• _Aim_
Find the word "Podskupina" in the records below. List each line containing it.

• _Input data_
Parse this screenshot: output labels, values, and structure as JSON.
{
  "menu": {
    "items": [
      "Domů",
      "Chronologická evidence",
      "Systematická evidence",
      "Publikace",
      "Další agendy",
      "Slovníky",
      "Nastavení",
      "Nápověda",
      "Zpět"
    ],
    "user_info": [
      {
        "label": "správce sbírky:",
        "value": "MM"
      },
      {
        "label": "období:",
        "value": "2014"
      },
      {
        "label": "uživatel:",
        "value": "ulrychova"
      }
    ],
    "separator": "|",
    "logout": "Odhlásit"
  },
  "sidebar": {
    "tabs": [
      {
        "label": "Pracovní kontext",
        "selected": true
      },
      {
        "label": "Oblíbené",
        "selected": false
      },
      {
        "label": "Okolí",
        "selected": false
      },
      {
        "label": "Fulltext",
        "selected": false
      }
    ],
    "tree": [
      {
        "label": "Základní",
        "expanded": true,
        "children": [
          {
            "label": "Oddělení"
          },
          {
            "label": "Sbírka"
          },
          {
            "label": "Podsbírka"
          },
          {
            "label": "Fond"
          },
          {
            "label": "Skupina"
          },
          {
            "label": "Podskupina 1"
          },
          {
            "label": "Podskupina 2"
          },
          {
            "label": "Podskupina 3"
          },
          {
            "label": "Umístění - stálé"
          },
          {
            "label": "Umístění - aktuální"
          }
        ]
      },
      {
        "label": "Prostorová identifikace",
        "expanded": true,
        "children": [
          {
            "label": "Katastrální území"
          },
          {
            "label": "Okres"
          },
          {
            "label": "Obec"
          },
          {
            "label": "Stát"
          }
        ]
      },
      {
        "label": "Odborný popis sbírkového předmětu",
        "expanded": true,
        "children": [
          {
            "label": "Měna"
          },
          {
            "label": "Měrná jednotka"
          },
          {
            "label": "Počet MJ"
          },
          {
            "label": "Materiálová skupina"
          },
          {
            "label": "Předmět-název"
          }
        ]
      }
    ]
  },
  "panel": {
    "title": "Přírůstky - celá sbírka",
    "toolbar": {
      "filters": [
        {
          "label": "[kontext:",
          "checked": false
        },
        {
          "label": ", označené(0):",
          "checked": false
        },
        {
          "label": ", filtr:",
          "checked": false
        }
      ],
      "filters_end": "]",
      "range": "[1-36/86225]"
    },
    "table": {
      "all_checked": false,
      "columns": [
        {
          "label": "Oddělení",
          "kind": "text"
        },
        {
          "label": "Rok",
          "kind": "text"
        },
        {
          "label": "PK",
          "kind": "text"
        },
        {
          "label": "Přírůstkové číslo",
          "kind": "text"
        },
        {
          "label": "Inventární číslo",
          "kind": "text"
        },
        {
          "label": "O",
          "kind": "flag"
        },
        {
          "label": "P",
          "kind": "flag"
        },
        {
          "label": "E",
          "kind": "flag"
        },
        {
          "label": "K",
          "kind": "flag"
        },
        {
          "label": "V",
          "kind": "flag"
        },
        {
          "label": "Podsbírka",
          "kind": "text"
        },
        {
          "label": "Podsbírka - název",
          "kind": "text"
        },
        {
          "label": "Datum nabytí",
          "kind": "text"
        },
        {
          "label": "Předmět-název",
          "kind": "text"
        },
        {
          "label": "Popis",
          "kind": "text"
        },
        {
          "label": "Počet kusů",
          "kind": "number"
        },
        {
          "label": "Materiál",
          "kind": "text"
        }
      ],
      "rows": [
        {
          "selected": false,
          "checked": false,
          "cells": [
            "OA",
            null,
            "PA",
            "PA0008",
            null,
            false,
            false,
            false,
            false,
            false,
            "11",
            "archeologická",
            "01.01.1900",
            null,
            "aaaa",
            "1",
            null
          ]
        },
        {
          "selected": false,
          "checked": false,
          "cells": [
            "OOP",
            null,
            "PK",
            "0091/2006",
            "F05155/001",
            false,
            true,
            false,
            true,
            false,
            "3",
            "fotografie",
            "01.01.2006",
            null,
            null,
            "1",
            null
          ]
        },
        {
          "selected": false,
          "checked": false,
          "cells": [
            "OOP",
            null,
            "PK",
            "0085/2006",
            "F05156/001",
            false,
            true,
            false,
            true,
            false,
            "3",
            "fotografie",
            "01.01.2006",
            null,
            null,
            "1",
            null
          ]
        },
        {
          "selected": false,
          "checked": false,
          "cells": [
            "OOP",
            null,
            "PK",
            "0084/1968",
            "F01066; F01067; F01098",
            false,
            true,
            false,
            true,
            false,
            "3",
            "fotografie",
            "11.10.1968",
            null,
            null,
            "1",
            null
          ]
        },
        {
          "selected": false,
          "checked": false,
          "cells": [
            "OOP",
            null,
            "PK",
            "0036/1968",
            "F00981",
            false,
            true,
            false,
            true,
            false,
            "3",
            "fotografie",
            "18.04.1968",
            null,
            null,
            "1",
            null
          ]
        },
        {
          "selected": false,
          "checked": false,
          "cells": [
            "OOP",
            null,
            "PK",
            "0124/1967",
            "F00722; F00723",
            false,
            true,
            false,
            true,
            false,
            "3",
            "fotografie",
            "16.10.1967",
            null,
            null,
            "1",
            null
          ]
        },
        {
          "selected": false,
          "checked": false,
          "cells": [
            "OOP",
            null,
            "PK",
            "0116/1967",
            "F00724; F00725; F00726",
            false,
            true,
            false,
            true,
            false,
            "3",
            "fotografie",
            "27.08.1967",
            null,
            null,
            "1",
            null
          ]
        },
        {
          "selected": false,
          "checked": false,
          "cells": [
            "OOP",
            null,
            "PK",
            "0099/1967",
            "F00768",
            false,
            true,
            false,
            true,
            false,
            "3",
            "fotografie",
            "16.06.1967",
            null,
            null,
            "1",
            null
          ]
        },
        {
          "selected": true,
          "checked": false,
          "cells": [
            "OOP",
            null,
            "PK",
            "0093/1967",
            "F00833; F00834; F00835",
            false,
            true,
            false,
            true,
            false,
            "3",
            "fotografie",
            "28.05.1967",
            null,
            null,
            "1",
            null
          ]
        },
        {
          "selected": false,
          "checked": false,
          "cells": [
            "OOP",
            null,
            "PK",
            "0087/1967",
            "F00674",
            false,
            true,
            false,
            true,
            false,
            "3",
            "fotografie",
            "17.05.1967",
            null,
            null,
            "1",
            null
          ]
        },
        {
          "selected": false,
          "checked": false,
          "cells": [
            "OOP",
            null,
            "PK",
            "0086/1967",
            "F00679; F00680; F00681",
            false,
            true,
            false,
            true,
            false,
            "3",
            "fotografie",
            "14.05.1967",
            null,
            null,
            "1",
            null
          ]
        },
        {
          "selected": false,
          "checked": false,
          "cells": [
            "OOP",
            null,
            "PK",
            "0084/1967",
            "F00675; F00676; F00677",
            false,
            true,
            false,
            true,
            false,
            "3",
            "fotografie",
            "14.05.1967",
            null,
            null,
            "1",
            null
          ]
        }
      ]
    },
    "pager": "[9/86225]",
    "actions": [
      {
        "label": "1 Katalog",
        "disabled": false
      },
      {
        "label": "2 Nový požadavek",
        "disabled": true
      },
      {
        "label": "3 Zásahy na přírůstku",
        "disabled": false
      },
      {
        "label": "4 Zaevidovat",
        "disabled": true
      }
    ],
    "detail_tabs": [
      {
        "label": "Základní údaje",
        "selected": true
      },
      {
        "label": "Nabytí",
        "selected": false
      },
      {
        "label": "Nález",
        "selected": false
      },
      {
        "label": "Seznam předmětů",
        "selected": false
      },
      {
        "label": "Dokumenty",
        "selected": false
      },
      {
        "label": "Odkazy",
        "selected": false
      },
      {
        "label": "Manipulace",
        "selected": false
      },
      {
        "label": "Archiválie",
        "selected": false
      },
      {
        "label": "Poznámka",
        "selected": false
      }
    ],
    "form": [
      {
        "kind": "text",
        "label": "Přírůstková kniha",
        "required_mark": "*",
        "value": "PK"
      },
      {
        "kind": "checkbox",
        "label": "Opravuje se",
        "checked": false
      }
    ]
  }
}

• _Exercise solution_
            "label": "Podskupina 1"
            "label": "Podskupina 2"
            "label": "Podskupina 3"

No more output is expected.